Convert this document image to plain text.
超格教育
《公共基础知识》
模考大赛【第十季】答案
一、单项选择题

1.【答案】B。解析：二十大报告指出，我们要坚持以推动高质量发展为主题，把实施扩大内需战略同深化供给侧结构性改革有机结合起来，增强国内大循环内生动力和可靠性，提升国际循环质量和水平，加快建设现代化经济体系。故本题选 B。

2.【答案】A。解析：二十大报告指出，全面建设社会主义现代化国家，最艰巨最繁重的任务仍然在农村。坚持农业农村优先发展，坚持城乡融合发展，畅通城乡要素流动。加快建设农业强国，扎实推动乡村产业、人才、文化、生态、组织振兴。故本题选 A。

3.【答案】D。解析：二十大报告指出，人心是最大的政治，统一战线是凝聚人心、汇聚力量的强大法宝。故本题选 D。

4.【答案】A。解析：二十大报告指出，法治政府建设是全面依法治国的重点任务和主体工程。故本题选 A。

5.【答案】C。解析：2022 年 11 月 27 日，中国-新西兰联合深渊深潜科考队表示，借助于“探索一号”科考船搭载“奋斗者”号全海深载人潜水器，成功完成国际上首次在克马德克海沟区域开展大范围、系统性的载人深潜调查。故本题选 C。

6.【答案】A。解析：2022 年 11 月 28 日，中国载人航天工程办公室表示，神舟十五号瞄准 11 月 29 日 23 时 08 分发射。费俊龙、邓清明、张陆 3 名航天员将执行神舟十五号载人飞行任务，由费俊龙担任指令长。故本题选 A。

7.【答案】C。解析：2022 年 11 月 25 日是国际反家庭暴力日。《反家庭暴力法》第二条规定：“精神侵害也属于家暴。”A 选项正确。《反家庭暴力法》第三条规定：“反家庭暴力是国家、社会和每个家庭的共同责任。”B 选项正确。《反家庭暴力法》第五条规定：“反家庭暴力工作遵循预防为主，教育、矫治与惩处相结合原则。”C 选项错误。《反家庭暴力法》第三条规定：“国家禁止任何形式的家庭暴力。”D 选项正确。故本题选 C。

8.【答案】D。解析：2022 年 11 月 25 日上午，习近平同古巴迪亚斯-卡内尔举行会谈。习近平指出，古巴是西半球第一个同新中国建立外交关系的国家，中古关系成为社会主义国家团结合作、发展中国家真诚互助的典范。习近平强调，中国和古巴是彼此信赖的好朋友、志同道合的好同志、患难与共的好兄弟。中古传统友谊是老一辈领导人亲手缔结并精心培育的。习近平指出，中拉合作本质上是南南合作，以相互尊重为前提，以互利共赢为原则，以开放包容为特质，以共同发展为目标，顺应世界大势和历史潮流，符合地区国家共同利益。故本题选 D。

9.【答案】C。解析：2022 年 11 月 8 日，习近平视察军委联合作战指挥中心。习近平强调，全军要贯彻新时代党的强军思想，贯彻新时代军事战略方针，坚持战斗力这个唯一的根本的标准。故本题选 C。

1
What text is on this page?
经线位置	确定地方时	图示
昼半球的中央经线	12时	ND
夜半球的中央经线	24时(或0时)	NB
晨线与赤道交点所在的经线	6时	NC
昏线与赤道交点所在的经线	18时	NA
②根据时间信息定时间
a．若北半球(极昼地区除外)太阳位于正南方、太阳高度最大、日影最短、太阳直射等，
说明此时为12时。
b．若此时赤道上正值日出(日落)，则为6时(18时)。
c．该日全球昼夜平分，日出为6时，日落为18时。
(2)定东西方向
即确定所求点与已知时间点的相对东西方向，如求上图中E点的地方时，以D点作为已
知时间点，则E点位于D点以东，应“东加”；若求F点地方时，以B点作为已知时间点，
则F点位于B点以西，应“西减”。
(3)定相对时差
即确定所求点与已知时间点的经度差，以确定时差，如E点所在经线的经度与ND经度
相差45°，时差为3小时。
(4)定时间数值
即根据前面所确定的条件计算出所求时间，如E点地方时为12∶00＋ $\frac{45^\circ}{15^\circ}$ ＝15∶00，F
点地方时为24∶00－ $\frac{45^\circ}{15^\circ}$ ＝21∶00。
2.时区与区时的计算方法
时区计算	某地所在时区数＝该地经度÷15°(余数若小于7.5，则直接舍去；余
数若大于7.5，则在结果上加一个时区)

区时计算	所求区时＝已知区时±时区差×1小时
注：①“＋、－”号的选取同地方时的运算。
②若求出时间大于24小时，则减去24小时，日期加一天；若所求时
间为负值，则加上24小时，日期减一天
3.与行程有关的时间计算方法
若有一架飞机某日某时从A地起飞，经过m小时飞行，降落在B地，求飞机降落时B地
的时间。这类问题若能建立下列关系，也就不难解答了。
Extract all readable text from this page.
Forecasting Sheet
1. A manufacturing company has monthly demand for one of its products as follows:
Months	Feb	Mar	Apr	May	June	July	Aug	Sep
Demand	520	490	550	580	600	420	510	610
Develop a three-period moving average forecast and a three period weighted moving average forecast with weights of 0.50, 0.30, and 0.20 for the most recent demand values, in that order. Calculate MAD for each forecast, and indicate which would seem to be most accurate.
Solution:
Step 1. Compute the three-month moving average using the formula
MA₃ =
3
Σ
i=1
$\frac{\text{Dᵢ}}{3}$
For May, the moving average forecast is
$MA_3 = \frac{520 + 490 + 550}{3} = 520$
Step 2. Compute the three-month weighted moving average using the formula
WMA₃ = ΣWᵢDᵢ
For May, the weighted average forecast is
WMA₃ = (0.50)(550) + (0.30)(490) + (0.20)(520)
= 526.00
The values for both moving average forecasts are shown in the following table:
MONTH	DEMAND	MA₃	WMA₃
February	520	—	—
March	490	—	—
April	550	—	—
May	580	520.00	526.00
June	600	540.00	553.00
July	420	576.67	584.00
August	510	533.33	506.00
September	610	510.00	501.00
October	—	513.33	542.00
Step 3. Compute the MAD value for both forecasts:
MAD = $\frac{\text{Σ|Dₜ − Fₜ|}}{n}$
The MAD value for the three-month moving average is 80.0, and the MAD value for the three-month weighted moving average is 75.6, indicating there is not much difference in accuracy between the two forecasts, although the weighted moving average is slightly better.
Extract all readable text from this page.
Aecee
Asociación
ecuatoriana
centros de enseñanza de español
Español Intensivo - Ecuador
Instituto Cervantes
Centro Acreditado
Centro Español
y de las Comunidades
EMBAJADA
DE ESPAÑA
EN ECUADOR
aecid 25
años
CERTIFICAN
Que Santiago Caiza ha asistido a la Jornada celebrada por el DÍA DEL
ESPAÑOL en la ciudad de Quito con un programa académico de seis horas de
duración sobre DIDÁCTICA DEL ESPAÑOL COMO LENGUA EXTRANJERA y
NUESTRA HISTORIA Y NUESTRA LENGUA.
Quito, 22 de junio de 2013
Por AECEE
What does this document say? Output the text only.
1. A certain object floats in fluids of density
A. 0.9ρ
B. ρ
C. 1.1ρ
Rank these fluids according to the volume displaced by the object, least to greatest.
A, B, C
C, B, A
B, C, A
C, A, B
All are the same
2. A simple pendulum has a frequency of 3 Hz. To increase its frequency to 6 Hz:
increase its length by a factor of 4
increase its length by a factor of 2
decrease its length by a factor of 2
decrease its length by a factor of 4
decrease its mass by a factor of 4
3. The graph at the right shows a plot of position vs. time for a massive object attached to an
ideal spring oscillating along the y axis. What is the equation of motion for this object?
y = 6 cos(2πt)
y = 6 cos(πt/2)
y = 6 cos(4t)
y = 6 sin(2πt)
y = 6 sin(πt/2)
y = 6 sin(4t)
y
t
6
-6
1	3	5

**********

Written instruction. Give an exact copy of all the data shown above.

Reply to the task.
Convert this document image to plain text.
超格教育
《公共基础知识》
模考大赛【第十季】答案
一、单项选择题

1.【答案】B。解析：二十大报告指出，我们要坚持以推动高质量发展为主题，把实施扩大内需战略同深化供给侧结构性改革有机结合起来，增强国内大循环内生动力和可靠性，提升国际循环质量和水平，加快建设现代化经济体系。故本题选 B。

2.【答案】A。解析：二十大报告指出，全面建设社会主义现代化国家，最艰巨最繁重的任务仍然在农村。坚持农业农村优先发展，坚持城乡融合发展，畅通城乡要素流动。加快建设农业强国，扎实推动乡村产业、人才、文化、生态、组织振兴。故本题选 A。

3.【答案】D。解析：二十大报告指出，人心是最大的政治，统一战线是凝聚人心、汇聚力量的强大法宝。故本题选 D。

4.【答案】A。解析：二十大报告指出，法治政府建设是全面依法治国的重点任务和主体工程。故本题选 A。

5.【答案】C。解析：2022 年 11 月 27 日，中国-新西兰联合深渊深潜科考队表示，借助于“探索一号”科考船搭载“奋斗者”号全海深载人潜水器，成功完成国际上首次在克马德克海沟区域开展大范围、系统性的载人深潜调查。故本题选 C。

6.【答案】A。解析：2022 年 11 月 28 日，中国载人航天工程办公室表示，神舟十五号瞄准 11 月 29 日 23 时 08 分发射。费俊龙、邓清明、张陆 3 名航天员将执行神舟十五号载人飞行任务，由费俊龙担任指令长。故本题选 A。

7.【答案】C。解析：2022 年 11 月 25 日是国际反家庭暴力日。《反家庭暴力法》第二条规定：“精神侵害也属于家暴。”A 选项正确。《反家庭暴力法》第三条规定：“反家庭暴力是国家、社会和每个家庭的共同责任。”B 选项正确。《反家庭暴力法》第五条规定：“反家庭暴力工作遵循预防为主，教育、矫治与惩处相结合原则。”C 选项错误。《反家庭暴力法》第三条规定：“国家禁止任何形式的家庭暴力。”D 选项正确。故本题选 C。

8.【答案】D。解析：2022 年 11 月 25 日上午，习近平同古巴迪亚斯-卡内尔举行会谈。习近平指出，古巴是西半球第一个同新中国建立外交关系的国家，中古关系成为社会主义国家团结合作、发展中国家真诚互助的典范。习近平强调，中国和古巴是彼此信赖的好朋友、志同道合的好同志、患难与共的好兄弟。中古传统友谊是老一辈领导人亲手缔结并精心培育的。习近平指出，中拉合作本质上是南南合作，以相互尊重为前提，以互利共赢为原则，以开放包容为特质，以共同发展为目标，顺应世界大势和历史潮流，符合地区国家共同利益。故本题选 D。

9.【答案】C。解析：2022 年 11 月 8 日，习近平视察军委联合作战指挥中心。习近平强调，全军要贯彻新时代党的强军思想，贯彻新时代军事战略方针，坚持战斗力这个唯一的根本的标准。故本题选 C。

1
What text is on this page?
经线位置	确定地方时	图示
昼半球的中央经线	12时	ND
夜半球的中央经线	24时(或0时)	NB
晨线与赤道交点所在的经线	6时	NC
昏线与赤道交点所在的经线	18时	NA
②根据时间信息定时间
a．若北半球(极昼地区除外)太阳位于正南方、太阳高度最大、日影最短、太阳直射等，
说明此时为12时。
b．若此时赤道上正值日出(日落)，则为6时(18时)。
c．该日全球昼夜平分，日出为6时，日落为18时。
(2)定东西方向
即确定所求点与已知时间点的相对东西方向，如求上图中E点的地方时，以D点作为已
知时间点，则E点位于D点以东，应“东加”；若求F点地方时，以B点作为已知时间点，
则F点位于B点以西，应“西减”。
(3)定相对时差
即确定所求点与已知时间点的经度差，以确定时差，如E点所在经线的经度与ND经度
相差45°，时差为3小时。
(4)定时间数值
即根据前面所确定的条件计算出所求时间，如E点地方时为12∶00＋ $\frac{45^\circ}{15^\circ}$ ＝15∶00，F
点地方时为24∶00－ $\frac{45^\circ}{15^\circ}$ ＝21∶00。
2.时区与区时的计算方法
时区计算	某地所在时区数＝该地经度÷15°(余数若小于7.5，则直接舍去；余
数若大于7.5，则在结果上加一个时区)

区时计算	所求区时＝已知区时±时区差×1小时
注：①“＋、－”号的选取同地方时的运算。
②若求出时间大于24小时，则减去24小时，日期加一天；若所求时
间为负值，则加上24小时，日期减一天
3.与行程有关的时间计算方法
若有一架飞机某日某时从A地起飞，经过m小时飞行，降落在B地，求飞机降落时B地
的时间。这类问题若能建立下列关系，也就不难解答了。
Extract all readable text from this page.
Forecasting Sheet
1. A manufacturing company has monthly demand for one of its products as follows:
Months	Feb	Mar	Apr	May	June	July	Aug	Sep
Demand	520	490	550	580	600	420	510	610
Develop a three-period moving average forecast and a three period weighted moving average forecast with weights of 0.50, 0.30, and 0.20 for the most recent demand values, in that order. Calculate MAD for each forecast, and indicate which would seem to be most accurate.
Solution:
Step 1. Compute the three-month moving average using the formula
MA₃ =
3
Σ
i=1
$\frac{\text{Dᵢ}}{3}$
For May, the moving average forecast is
$MA_3 = \frac{520 + 490 + 550}{3} = 520$
Step 2. Compute the three-month weighted moving average using the formula
WMA₃ = ΣWᵢDᵢ
For May, the weighted average forecast is
WMA₃ = (0.50)(550) + (0.30)(490) + (0.20)(520)
= 526.00
The values for both moving average forecasts are shown in the following table:
MONTH	DEMAND	MA₃	WMA₃
February	520	—	—
March	490	—	—
April	550	—	—
May	580	520.00	526.00
June	600	540.00	553.00
July	420	576.67	584.00
August	510	533.33	506.00
September	610	510.00	501.00
October	—	513.33	542.00
Step 3. Compute the MAD value for both forecasts:
MAD = $\frac{\text{Σ|Dₜ − Fₜ|}}{n}$
The MAD value for the three-month moving average is 80.0, and the MAD value for the three-month weighted moving average is 75.6, indicating there is not much difference in accuracy between the two forecasts, although the weighted moving average is slightly better.
Extract all readable text from this page.
Aecee
Asociación
ecuatoriana
centros de enseñanza de español
Español Intensivo - Ecuador
Instituto Cervantes
Centro Acreditado
Centro Español
y de las Comunidades
EMBAJADA
DE ESPAÑA
EN ECUADOR
aecid 25
años
CERTIFICAN
Que Santiago Caiza ha asistido a la Jornada celebrada por el DÍA DEL
ESPAÑOL en la ciudad de Quito con un programa académico de seis horas de
duración sobre DIDÁCTICA DEL ESPAÑOL COMO LENGUA EXTRANJERA y
NUESTRA HISTORIA Y NUESTRA LENGUA.
Quito, 22 de junio de 2013
Por AECEE
What does this document say? Output the text only.
1. A certain object floats in fluids of density
A. 0.9ρ
B. ρ
C. 1.1ρ
Rank these fluids according to the volume displaced by the object, least to greatest.
A, B, C
C, B, A
B, C, A
C, A, B
All are the same
2. A simple pendulum has a frequency of 3 Hz. To increase its frequency to 6 Hz:
increase its length by a factor of 4
increase its length by a factor of 2
decrease its length by a factor of 2
decrease its length by a factor of 4
decrease its mass by a factor of 4
3. The graph at the right shows a plot of position vs. time for a massive object attached to an
ideal spring oscillating along the y axis. What is the equation of motion for this object?
y = 6 cos(2πt)
y = 6 cos(πt/2)
y = 6 cos(4t)
y = 6 sin(2πt)
y = 6 sin(πt/2)
y = 6 sin(4t)
y
t
6
-6
1	3	5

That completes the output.